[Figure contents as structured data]
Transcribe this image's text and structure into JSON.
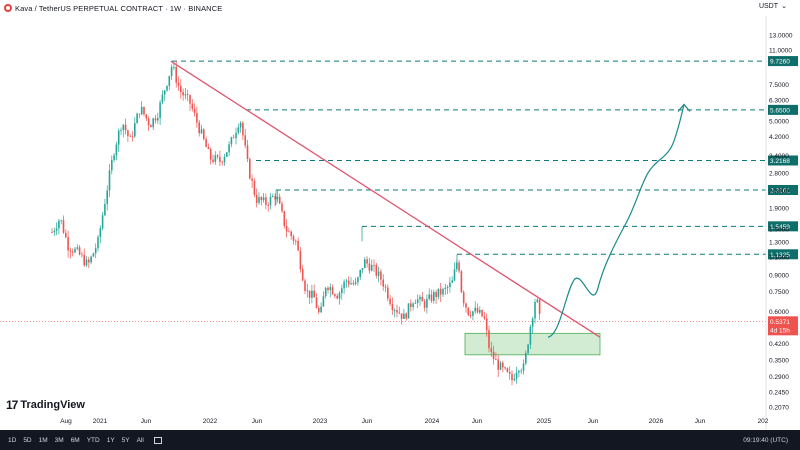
{
  "header": {
    "title": "Kava / TetherUS PERPETUAL CONTRACT · 1W · BINANCE",
    "unit": "USDT",
    "unit_chevron": "⌄"
  },
  "chart_data": {
    "type": "candlestick",
    "title": "Kava / TetherUS PERPETUAL CONTRACT · 1W · BINANCE",
    "y_scale": "log",
    "y_ticks": [
      "13.0000",
      "11.0000",
      "7.5000",
      "6.3000",
      "5.0000",
      "4.2000",
      "3.4000",
      "2.8000",
      "2.3000",
      "1.9000",
      "1.5000",
      "1.3000",
      "1.1000",
      "0.9000",
      "0.7500",
      "0.6000",
      "0.4200",
      "0.3500",
      "0.2900",
      "0.2450",
      "0.2070"
    ],
    "x_ticks": [
      "Aug",
      "2021",
      "Jun",
      "2022",
      "Jun",
      "2023",
      "Jun",
      "2024",
      "Jun",
      "2025",
      "Jun",
      "2026",
      "Jun",
      "202"
    ],
    "current_price": {
      "value": "0.5371",
      "countdown": "4d 15h"
    },
    "levels": [
      "9.7260",
      "5.6500",
      "3.2168",
      "2.3161",
      "1.5459",
      "1.1325"
    ],
    "trendline": {
      "from_price": 9.7,
      "to_price": 0.45
    },
    "support_zone": {
      "top": 0.47,
      "bottom": 0.37
    },
    "projection_end_price": 6.0,
    "candle_color_up": "#26a69a",
    "candle_color_down": "#ef5350"
  },
  "branding": {
    "logo_text": "TradingView",
    "logo_mark": "17"
  },
  "footer": {
    "timeframes": [
      "1D",
      "5D",
      "1M",
      "3M",
      "6M",
      "YTD",
      "1Y",
      "5Y",
      "All"
    ],
    "calendar_icon": "calendar-icon",
    "clock": "09:19:40 (UTC)"
  }
}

| What you should do |
Without including any pictures, reproduce the listing exactly.

| Written reply |
Transcribe this image's text and structure into JSON.
{
  "header": {
    "title": "Kava / TetherUS PERPETUAL CONTRACT · 1W · BINANCE",
    "unit": "USDT",
    "unit_chevron": "⌄"
  },
  "chart_data": {
    "type": "candlestick",
    "title": "Kava / TetherUS PERPETUAL CONTRACT · 1W · BINANCE",
    "y_scale": "log",
    "y_ticks": [
      "13.0000",
      "11.0000",
      "7.5000",
      "6.3000",
      "5.0000",
      "4.2000",
      "3.4000",
      "2.8000",
      "2.3000",
      "1.9000",
      "1.5000",
      "1.3000",
      "1.1000",
      "0.9000",
      "0.7500",
      "0.6000",
      "0.4200",
      "0.3500",
      "0.2900",
      "0.2450",
      "0.2070"
    ],
    "x_ticks": [
      "Aug",
      "2021",
      "Jun",
      "2022",
      "Jun",
      "2023",
      "Jun",
      "2024",
      "Jun",
      "2025",
      "Jun",
      "2026",
      "Jun",
      "202"
    ],
    "current_price": {
      "value": "0.5371",
      "countdown": "4d 15h"
    },
    "levels": [
      "9.7260",
      "5.6500",
      "3.2168",
      "2.3161",
      "1.5459",
      "1.1325"
    ],
    "trendline": {
      "from_price": 9.7,
      "to_price": 0.45
    },
    "support_zone": {
      "top": 0.47,
      "bottom": 0.37
    },
    "projection_end_price": 6.0,
    "candle_color_up": "#26a69a",
    "candle_color_down": "#ef5350"
  },
  "branding": {
    "logo_text": "TradingView",
    "logo_mark": "17"
  },
  "footer": {
    "timeframes": [
      "1D",
      "5D",
      "1M",
      "3M",
      "6M",
      "YTD",
      "1Y",
      "5Y",
      "All"
    ],
    "calendar_icon": "calendar-icon",
    "clock": "09:19:40 (UTC)"
  }
}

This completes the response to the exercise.